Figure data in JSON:
____________
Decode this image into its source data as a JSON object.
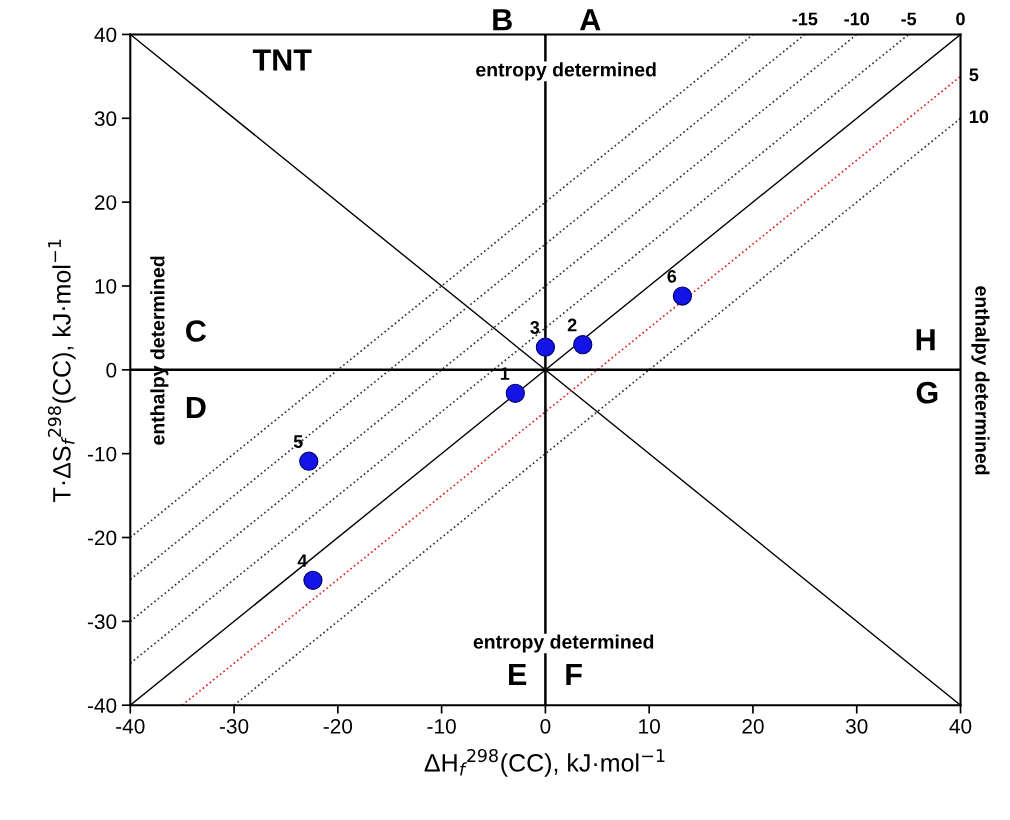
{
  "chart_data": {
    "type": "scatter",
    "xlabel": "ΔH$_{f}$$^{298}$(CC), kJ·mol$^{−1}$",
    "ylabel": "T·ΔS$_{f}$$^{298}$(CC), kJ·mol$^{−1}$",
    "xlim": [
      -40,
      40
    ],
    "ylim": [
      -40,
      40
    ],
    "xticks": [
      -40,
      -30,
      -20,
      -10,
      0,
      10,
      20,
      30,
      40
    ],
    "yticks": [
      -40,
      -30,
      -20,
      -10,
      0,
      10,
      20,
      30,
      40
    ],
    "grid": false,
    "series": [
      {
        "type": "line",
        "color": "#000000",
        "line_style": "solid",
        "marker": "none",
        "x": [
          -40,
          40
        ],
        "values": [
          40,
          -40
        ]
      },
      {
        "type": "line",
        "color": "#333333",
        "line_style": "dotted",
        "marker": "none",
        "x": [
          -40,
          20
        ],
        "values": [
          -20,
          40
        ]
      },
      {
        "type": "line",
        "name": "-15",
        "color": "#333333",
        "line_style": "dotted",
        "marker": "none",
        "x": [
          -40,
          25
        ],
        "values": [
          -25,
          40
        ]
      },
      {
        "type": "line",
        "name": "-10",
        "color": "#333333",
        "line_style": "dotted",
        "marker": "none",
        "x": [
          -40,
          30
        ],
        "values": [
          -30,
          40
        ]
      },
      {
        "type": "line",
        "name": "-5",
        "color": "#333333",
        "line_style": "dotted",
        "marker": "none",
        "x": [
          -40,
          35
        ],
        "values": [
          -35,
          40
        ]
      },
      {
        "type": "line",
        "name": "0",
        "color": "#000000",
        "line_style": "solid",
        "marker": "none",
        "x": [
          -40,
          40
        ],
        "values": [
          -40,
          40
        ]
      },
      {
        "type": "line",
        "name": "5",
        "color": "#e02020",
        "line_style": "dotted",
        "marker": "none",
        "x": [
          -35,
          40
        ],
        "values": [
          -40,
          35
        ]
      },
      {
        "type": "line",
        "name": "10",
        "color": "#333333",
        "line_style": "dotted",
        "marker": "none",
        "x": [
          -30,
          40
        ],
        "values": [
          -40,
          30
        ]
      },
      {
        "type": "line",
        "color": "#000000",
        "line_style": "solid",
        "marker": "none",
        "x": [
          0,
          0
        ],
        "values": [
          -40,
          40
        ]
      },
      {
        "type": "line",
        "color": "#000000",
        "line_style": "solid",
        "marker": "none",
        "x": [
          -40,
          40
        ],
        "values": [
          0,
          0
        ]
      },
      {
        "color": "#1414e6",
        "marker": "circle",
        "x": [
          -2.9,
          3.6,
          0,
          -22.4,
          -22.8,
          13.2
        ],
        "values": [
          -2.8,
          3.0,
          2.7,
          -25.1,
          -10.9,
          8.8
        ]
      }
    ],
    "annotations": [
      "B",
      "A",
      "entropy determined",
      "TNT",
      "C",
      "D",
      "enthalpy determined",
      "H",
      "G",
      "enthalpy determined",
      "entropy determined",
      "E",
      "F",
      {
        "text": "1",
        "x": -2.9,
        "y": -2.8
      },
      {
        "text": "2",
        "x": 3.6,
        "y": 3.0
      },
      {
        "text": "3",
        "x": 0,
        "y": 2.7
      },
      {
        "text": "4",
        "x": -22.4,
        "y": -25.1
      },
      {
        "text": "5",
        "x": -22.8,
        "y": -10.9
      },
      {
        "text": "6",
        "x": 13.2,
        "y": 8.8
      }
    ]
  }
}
____________
EXERCISE DETAILS: From the entries, copy out each line containing the word "name".

FULL RESPONSE:
        "name": "-15",
        "name": "-10",
        "name": "-5",
        "name": "0",
        "name": "5",
        "name": "10",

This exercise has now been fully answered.